THE DATA:
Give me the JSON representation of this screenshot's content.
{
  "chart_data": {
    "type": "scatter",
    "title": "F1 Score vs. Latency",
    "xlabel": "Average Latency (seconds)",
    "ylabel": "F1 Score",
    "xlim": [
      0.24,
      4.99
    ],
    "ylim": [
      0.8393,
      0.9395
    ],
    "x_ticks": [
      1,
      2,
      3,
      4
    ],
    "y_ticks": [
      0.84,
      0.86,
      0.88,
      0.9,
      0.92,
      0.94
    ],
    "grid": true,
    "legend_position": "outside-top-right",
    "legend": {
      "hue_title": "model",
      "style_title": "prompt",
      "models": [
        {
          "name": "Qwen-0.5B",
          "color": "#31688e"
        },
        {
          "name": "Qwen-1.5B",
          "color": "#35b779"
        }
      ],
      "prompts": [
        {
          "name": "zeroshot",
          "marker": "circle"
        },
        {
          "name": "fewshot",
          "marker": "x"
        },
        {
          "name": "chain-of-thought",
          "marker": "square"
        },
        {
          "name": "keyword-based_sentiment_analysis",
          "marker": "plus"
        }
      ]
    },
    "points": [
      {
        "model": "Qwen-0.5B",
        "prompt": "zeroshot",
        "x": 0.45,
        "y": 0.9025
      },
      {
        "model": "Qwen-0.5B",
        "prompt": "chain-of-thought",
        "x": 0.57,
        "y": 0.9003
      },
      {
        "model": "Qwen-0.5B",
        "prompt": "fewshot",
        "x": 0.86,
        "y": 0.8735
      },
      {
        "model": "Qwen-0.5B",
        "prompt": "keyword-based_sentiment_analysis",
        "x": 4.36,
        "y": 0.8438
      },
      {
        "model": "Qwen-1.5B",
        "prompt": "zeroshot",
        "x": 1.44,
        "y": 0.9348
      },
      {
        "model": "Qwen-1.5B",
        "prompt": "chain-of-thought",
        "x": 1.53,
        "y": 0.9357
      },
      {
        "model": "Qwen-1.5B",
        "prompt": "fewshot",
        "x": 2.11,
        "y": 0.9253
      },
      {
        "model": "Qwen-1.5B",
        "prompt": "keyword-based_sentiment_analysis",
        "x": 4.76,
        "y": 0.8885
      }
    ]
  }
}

WHAT TO DO: From the records given above, copy all lines containing "name".

COMPLETED TASK:
          "name": "Qwen-0.5B",
          "name": "Qwen-1.5B",
          "name": "zeroshot",
          "name": "fewshot",
          "name": "chain-of-thought",
          "name": "keyword-based_sentiment_analysis",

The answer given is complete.